• _Work required_: Extract each line holding the word "compliance" from the entries.

• _Excerpted records_:
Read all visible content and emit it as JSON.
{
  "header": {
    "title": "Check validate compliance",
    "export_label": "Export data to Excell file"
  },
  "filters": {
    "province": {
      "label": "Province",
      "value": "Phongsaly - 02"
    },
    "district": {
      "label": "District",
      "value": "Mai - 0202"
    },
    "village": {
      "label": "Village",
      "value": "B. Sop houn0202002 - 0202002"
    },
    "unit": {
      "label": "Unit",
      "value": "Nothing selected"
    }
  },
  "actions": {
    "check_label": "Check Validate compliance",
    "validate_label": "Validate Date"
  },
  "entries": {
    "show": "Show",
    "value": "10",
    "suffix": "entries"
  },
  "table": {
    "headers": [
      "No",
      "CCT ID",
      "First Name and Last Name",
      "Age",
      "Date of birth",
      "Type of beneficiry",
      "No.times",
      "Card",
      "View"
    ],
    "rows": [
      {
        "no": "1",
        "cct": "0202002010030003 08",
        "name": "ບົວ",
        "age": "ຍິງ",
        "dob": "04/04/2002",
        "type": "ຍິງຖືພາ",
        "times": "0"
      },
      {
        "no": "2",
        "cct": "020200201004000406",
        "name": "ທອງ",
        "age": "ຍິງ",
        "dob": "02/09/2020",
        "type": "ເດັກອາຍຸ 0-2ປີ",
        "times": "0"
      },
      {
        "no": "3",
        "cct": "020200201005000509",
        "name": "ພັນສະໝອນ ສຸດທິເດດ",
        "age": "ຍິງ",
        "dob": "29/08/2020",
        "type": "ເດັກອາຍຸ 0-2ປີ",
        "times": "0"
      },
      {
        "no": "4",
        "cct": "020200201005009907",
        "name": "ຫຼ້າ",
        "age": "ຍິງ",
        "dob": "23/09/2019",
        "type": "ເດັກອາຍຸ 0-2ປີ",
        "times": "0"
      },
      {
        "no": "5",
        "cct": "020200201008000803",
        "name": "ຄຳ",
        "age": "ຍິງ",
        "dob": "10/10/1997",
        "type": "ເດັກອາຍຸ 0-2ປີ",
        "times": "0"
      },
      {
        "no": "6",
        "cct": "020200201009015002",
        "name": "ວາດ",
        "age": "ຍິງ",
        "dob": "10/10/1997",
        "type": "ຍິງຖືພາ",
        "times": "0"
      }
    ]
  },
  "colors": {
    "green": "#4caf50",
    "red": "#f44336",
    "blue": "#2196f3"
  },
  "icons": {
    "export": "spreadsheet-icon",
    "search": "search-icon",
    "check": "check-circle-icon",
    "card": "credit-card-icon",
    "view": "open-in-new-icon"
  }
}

• _Expected answer_:
    "title": "Check validate compliance",
    "check_label": "Check Validate compliance",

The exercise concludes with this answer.